Data entries for graphics
________

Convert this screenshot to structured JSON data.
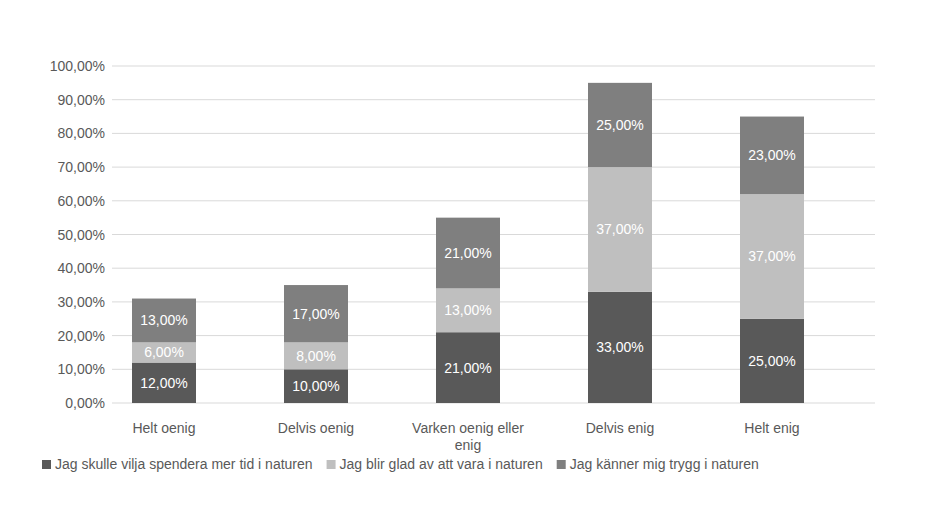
{
  "chart_data": {
    "type": "bar",
    "stacked": true,
    "data_labels": true,
    "grid": true,
    "legend": "bottom",
    "categories": [
      "Helt oenig",
      "Delvis oenig",
      "Varken oenig eller enig",
      "Delvis enig",
      "Helt enig"
    ],
    "ylim": [
      0,
      100
    ],
    "yticks": [
      {
        "value": 0,
        "label": "0,00%"
      },
      {
        "value": 10,
        "label": "10,00%"
      },
      {
        "value": 20,
        "label": "20,00%"
      },
      {
        "value": 30,
        "label": "30,00%"
      },
      {
        "value": 40,
        "label": "40,00%"
      },
      {
        "value": 50,
        "label": "50,00%"
      },
      {
        "value": 60,
        "label": "60,00%"
      },
      {
        "value": 70,
        "label": "70,00%"
      },
      {
        "value": 80,
        "label": "80,00%"
      },
      {
        "value": 90,
        "label": "90,00%"
      },
      {
        "value": 100,
        "label": "100,00%"
      }
    ],
    "series": [
      {
        "name": "Jag skulle vilja spendera mer tid i naturen",
        "color": "#595959",
        "values": [
          12,
          10,
          21,
          33,
          25
        ],
        "value_labels": [
          "12,00%",
          "10,00%",
          "21,00%",
          "33,00%",
          "25,00%"
        ]
      },
      {
        "name": "Jag blir glad av att vara i naturen",
        "color": "#bfbfbf",
        "values": [
          6,
          8,
          13,
          37,
          37
        ],
        "value_labels": [
          "6,00%",
          "8,00%",
          "13,00%",
          "37,00%",
          "37,00%"
        ]
      },
      {
        "name": "Jag känner mig trygg i naturen",
        "color": "#7f7f7f",
        "values": [
          13,
          17,
          21,
          25,
          23
        ],
        "value_labels": [
          "13,00%",
          "17,00%",
          "21,00%",
          "25,00%",
          "23,00%"
        ]
      }
    ]
  }
}
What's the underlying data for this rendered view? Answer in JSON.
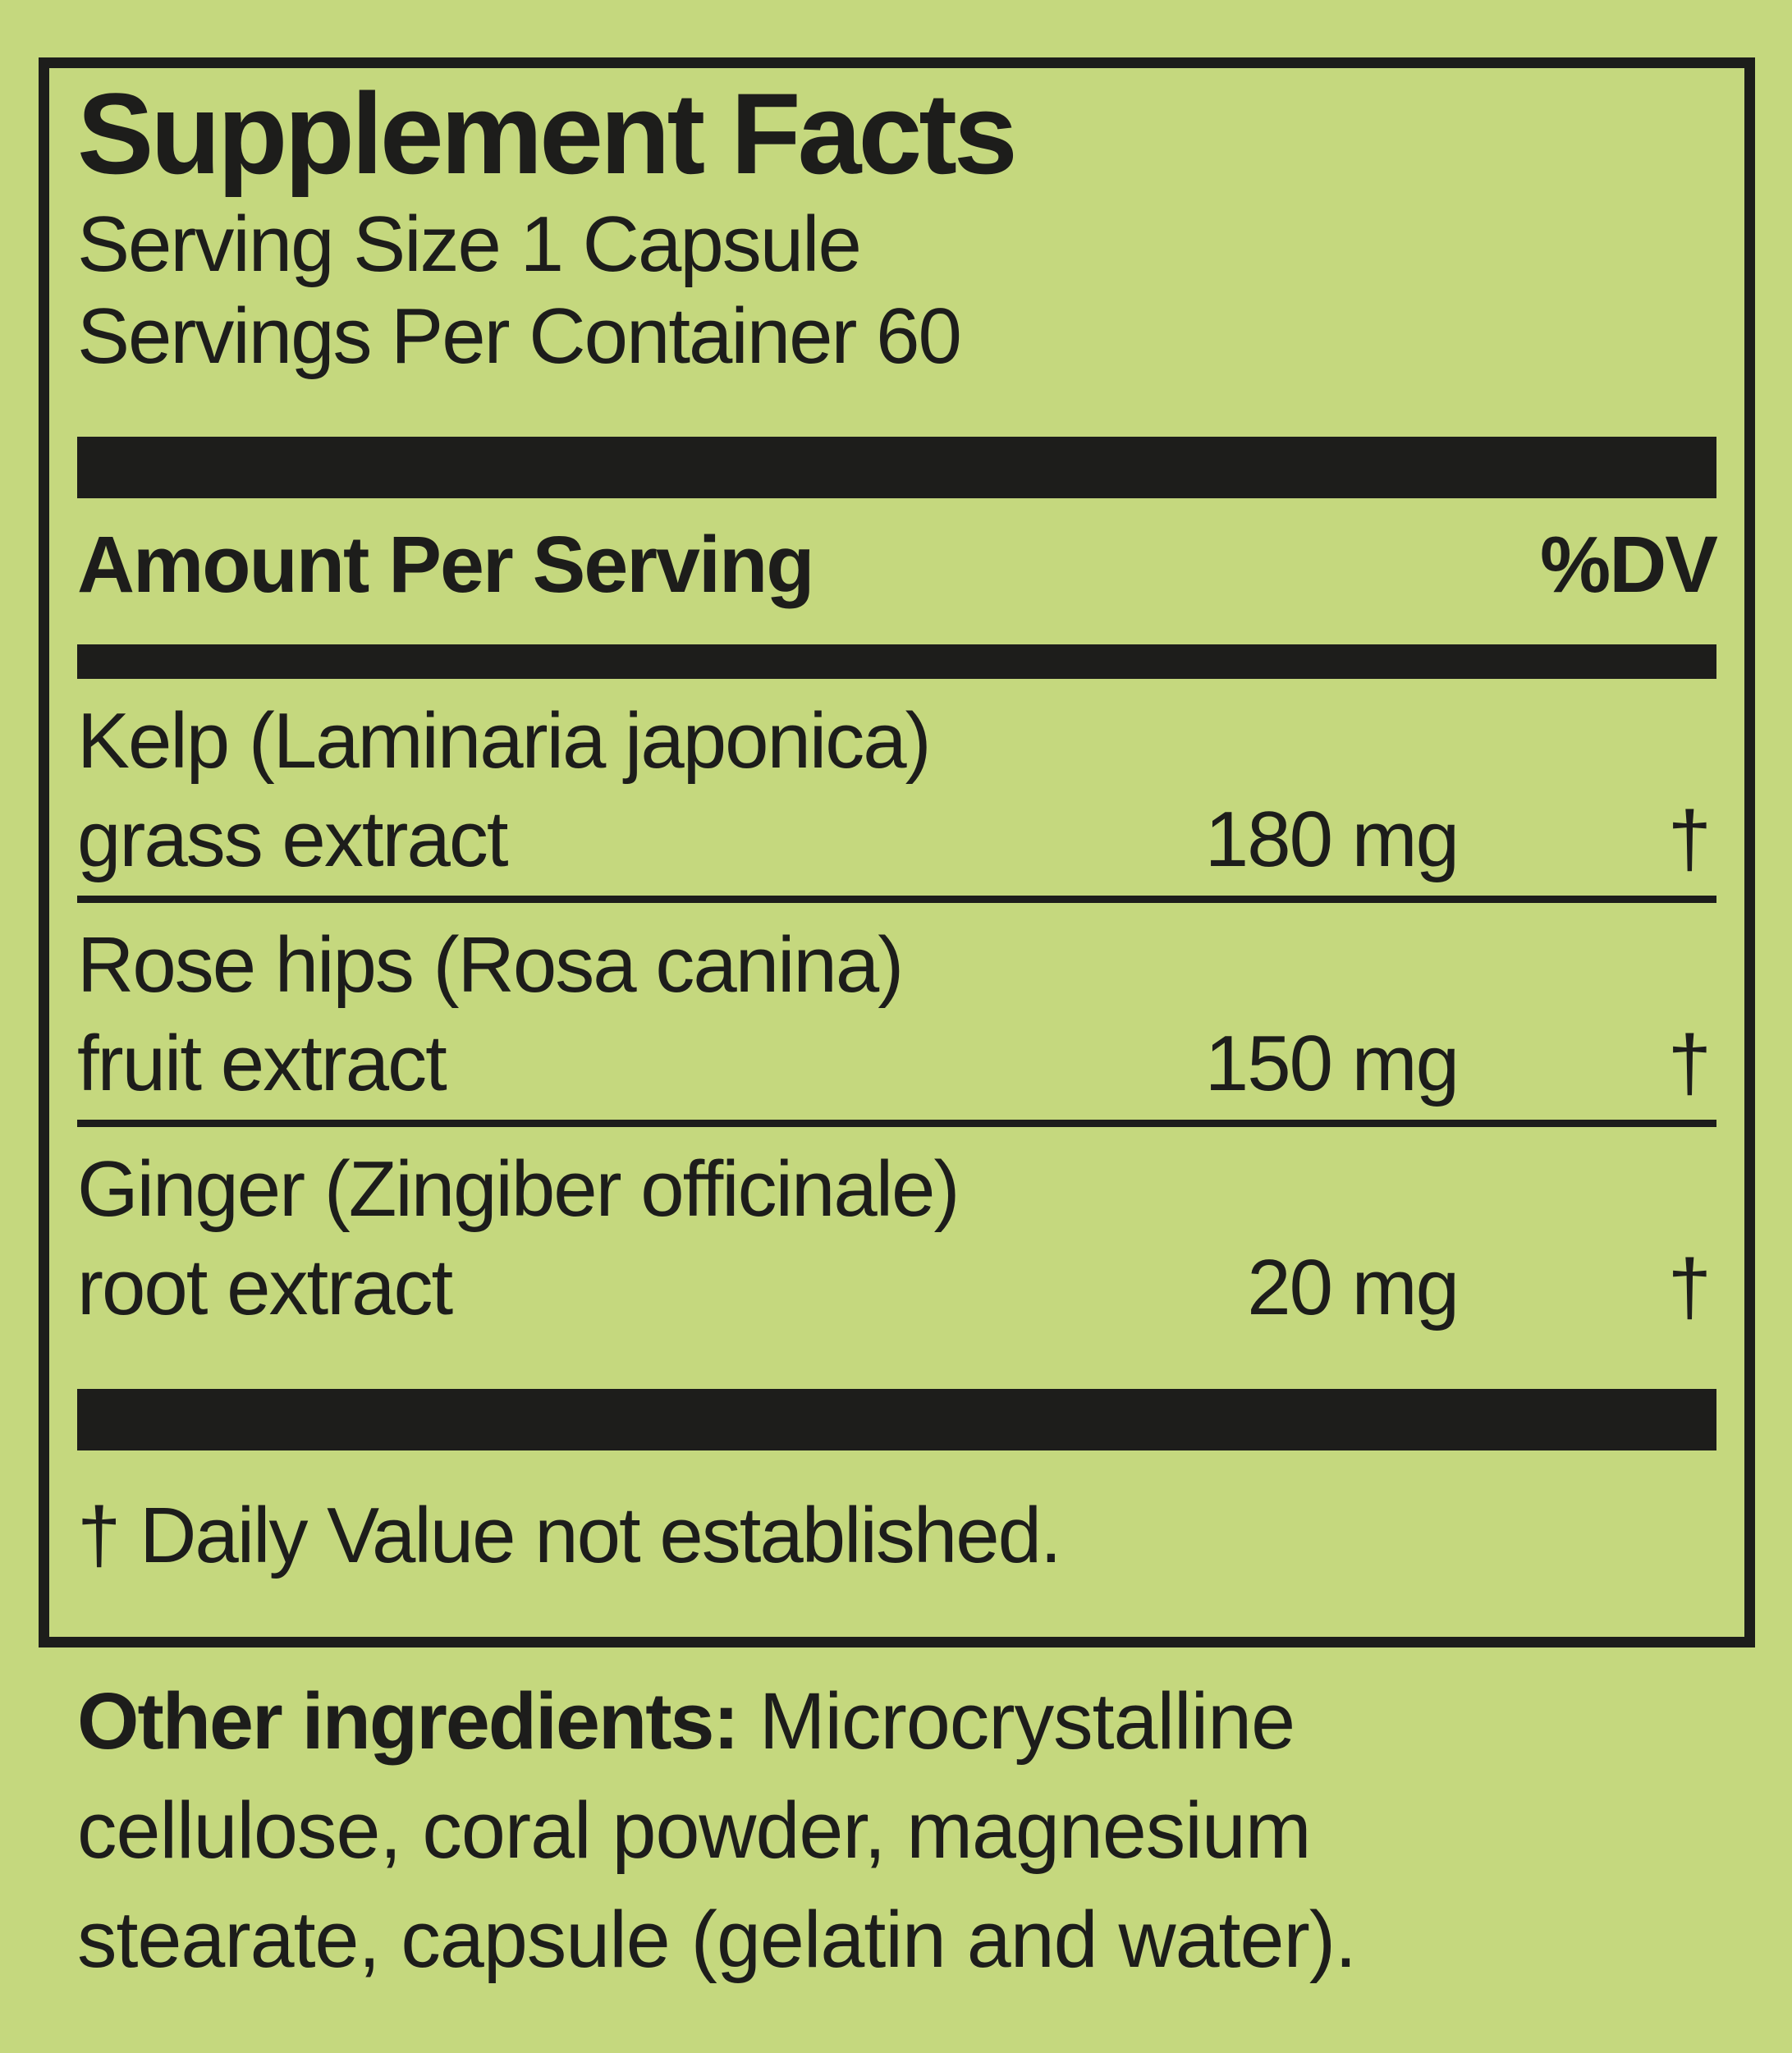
{
  "label": {
    "title": "Supplement Facts",
    "serving_size": "Serving Size 1 Capsule",
    "servings_per_container": "Servings Per Container 60",
    "columns": {
      "amount_header": "Amount Per Serving",
      "dv_header": "%DV"
    },
    "rows": [
      {
        "name_line1": "Kelp (Laminaria japonica)",
        "name_line2": "grass extract",
        "amount": "180 mg",
        "dv": "†"
      },
      {
        "name_line1": "Rose hips (Rosa canina)",
        "name_line2": "fruit extract",
        "amount": "150 mg",
        "dv": "†"
      },
      {
        "name_line1": "Ginger (Zingiber officinale)",
        "name_line2": "root extract",
        "amount": "20 mg",
        "dv": "†"
      }
    ],
    "footnote": "† Daily Value not established.",
    "other_ingredients": {
      "lead": "Other ingredients:",
      "text": " Microcrystalline cellulose, coral powder, magnesium stearate, capsule (gelatin and water)."
    },
    "colors": {
      "background": "#c5d87e",
      "text": "#1d1d1b",
      "bar": "#1d1d1b"
    }
  }
}
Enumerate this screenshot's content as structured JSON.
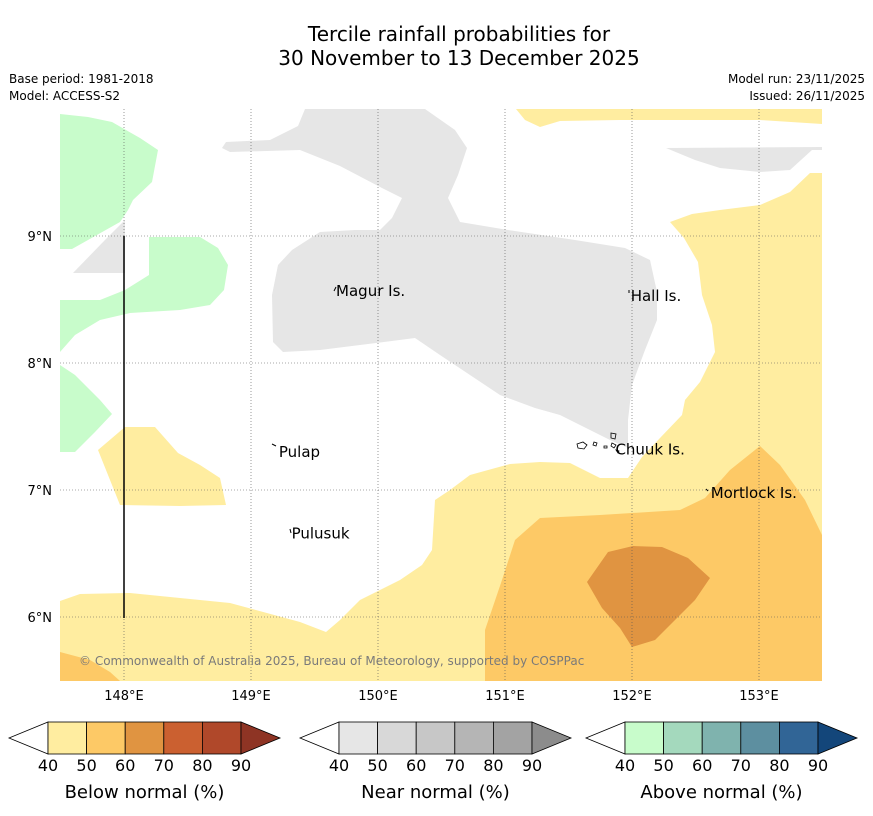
{
  "title_line1": "Tercile rainfall probabilities for",
  "title_line2": "30 November to 13 December 2025",
  "meta_left": {
    "base_period": "Base period: 1981-2018",
    "model": "Model: ACCESS-S2"
  },
  "meta_right": {
    "model_run": "Model run: 23/11/2025",
    "issued": "Issued: 26/11/2025"
  },
  "axes": {
    "x_ticks": [
      "148°E",
      "149°E",
      "150°E",
      "151°E",
      "152°E",
      "153°E"
    ],
    "y_ticks": [
      "9°N",
      "8°N",
      "7°N",
      "6°N"
    ],
    "lon_range": [
      147.5,
      153.5
    ],
    "lat_range": [
      5.5,
      10.0
    ]
  },
  "places": [
    {
      "name": "Magur Is.",
      "lon": 149.65,
      "lat": 8.57
    },
    {
      "name": "Hall Is.",
      "lon": 151.97,
      "lat": 8.53
    },
    {
      "name": "Pulap",
      "lon": 149.2,
      "lat": 7.3
    },
    {
      "name": "Chuuk Is.",
      "lon": 151.85,
      "lat": 7.32
    },
    {
      "name": "Mortlock Is.",
      "lon": 152.6,
      "lat": 6.98
    },
    {
      "name": "Pulusuk",
      "lon": 149.3,
      "lat": 6.66
    }
  ],
  "copyright": "© Commonwealth of Australia 2025, Bureau of Meteorology, supported by COSPPac",
  "colorbars": [
    {
      "title": "Below normal (%)",
      "labels": [
        "40",
        "50",
        "60",
        "70",
        "80",
        "90"
      ],
      "colors": [
        "#ffeda0",
        "#fdc966",
        "#e09441",
        "#cb6030",
        "#b0482a",
        "#8e3424"
      ]
    },
    {
      "title": "Near normal (%)",
      "labels": [
        "40",
        "50",
        "60",
        "70",
        "80",
        "90"
      ],
      "colors": [
        "#e6e6e6",
        "#d8d8d8",
        "#c7c7c7",
        "#b5b5b5",
        "#a3a3a3",
        "#8c8c8c"
      ]
    },
    {
      "title": "Above normal (%)",
      "labels": [
        "40",
        "50",
        "60",
        "70",
        "80",
        "90"
      ],
      "colors": [
        "#c8fccb",
        "#a4d9bd",
        "#7fb3ae",
        "#5d8fa0",
        "#316596",
        "#13467a"
      ]
    }
  ],
  "colors": {
    "below_40": "#ffeda0",
    "below_50": "#fdc966",
    "below_60": "#e09441",
    "near_40": "#e6e6e6",
    "above_40": "#c8fccb"
  }
}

________

_GOAL:_ Write out every entry again word for word, without any of the pictures.

_EXERCISE SOLUTION:_
Convert this screenshot to structured JSON data.
{
  "chart_data": {
    "type": "bar",
    "stacked": true,
    "data_labels": true,
    "grid": true,
    "legend": "bottom",
    "categories": [
      "Helt oenig",
      "Delvis oenig",
      "Varken oenig eller enig",
      "Delvis enig",
      "Helt enig"
    ],
    "ylim": [
      0,
      100
    ],
    "yticks": [
      {
        "value": 0,
        "label": "0,00%"
      },
      {
        "value": 10,
        "label": "10,00%"
      },
      {
        "value": 20,
        "label": "20,00%"
      },
      {
        "value": 30,
        "label": "30,00%"
      },
      {
        "value": 40,
        "label": "40,00%"
      },
      {
        "value": 50,
        "label": "50,00%"
      },
      {
        "value": 60,
        "label": "60,00%"
      },
      {
        "value": 70,
        "label": "70,00%"
      },
      {
        "value": 80,
        "label": "80,00%"
      },
      {
        "value": 90,
        "label": "90,00%"
      },
      {
        "value": 100,
        "label": "100,00%"
      }
    ],
    "series": [
      {
        "name": "Jag skulle vilja spendera mer tid i naturen",
        "color": "#595959",
        "values": [
          12,
          10,
          21,
          33,
          25
        ],
        "value_labels": [
          "12,00%",
          "10,00%",
          "21,00%",
          "33,00%",
          "25,00%"
        ]
      },
      {
        "name": "Jag blir glad av att vara i naturen",
        "color": "#bfbfbf",
        "values": [
          6,
          8,
          13,
          37,
          37
        ],
        "value_labels": [
          "6,00%",
          "8,00%",
          "13,00%",
          "37,00%",
          "37,00%"
        ]
      },
      {
        "name": "Jag känner mig trygg i naturen",
        "color": "#7f7f7f",
        "values": [
          13,
          17,
          21,
          25,
          23
        ],
        "value_labels": [
          "13,00%",
          "17,00%",
          "21,00%",
          "25,00%",
          "23,00%"
        ]
      }
    ]
  }
}
What's the underlying data for this rendered view? Answer in JSON.
{
  "label": {
    "title": "Supplement Facts",
    "serving_size": "Serving Size 1 Capsule",
    "servings_per_container": "Servings Per Container 60",
    "columns": {
      "amount_header": "Amount Per Serving",
      "dv_header": "%DV"
    },
    "rows": [
      {
        "name_line1": "Kelp (Laminaria japonica)",
        "name_line2": "grass extract",
        "amount": "180 mg",
        "dv": "†"
      },
      {
        "name_line1": "Rose hips (Rosa canina)",
        "name_line2": "fruit extract",
        "amount": "150 mg",
        "dv": "†"
      },
      {
        "name_line1": "Ginger (Zingiber officinale)",
        "name_line2": "root extract",
        "amount": "20 mg",
        "dv": "†"
      }
    ],
    "footnote": "† Daily Value not established.",
    "other_ingredients": {
      "lead": "Other ingredients:",
      "text": " Microcrystalline cellulose, coral powder, magnesium stearate, capsule (gelatin and water)."
    },
    "colors": {
      "background": "#c5d87e",
      "text": "#1d1d1b",
      "bar": "#1d1d1b"
    }
  }
}
Enumerate this screenshot's content as structured JSON.
{
  "title_line1": "Tercile rainfall probabilities for",
  "title_line2": "30 November to 13 December 2025",
  "meta_left": {
    "base_period": "Base period: 1981-2018",
    "model": "Model: ACCESS-S2"
  },
  "meta_right": {
    "model_run": "Model run: 23/11/2025",
    "issued": "Issued: 26/11/2025"
  },
  "axes": {
    "x_ticks": [
      "148°E",
      "149°E",
      "150°E",
      "151°E",
      "152°E",
      "153°E"
    ],
    "y_ticks": [
      "9°N",
      "8°N",
      "7°N",
      "6°N"
    ],
    "lon_range": [
      147.5,
      153.5
    ],
    "lat_range": [
      5.5,
      10.0
    ]
  },
  "places": [
    {
      "name": "Magur Is.",
      "lon": 149.65,
      "lat": 8.57
    },
    {
      "name": "Hall Is.",
      "lon": 151.97,
      "lat": 8.53
    },
    {
      "name": "Pulap",
      "lon": 149.2,
      "lat": 7.3
    },
    {
      "name": "Chuuk Is.",
      "lon": 151.85,
      "lat": 7.32
    },
    {
      "name": "Mortlock Is.",
      "lon": 152.6,
      "lat": 6.98
    },
    {
      "name": "Pulusuk",
      "lon": 149.3,
      "lat": 6.66
    }
  ],
  "copyright": "© Commonwealth of Australia 2025, Bureau of Meteorology, supported by COSPPac",
  "colorbars": [
    {
      "title": "Below normal (%)",
      "labels": [
        "40",
        "50",
        "60",
        "70",
        "80",
        "90"
      ],
      "colors": [
        "#ffeda0",
        "#fdc966",
        "#e09441",
        "#cb6030",
        "#b0482a",
        "#8e3424"
      ]
    },
    {
      "title": "Near normal (%)",
      "labels": [
        "40",
        "50",
        "60",
        "70",
        "80",
        "90"
      ],
      "colors": [
        "#e6e6e6",
        "#d8d8d8",
        "#c7c7c7",
        "#b5b5b5",
        "#a3a3a3",
        "#8c8c8c"
      ]
    },
    {
      "title": "Above normal (%)",
      "labels": [
        "40",
        "50",
        "60",
        "70",
        "80",
        "90"
      ],
      "colors": [
        "#c8fccb",
        "#a4d9bd",
        "#7fb3ae",
        "#5d8fa0",
        "#316596",
        "#13467a"
      ]
    }
  ],
  "colors": {
    "below_40": "#ffeda0",
    "below_50": "#fdc966",
    "below_60": "#e09441",
    "near_40": "#e6e6e6",
    "above_40": "#c8fccb"
  }
}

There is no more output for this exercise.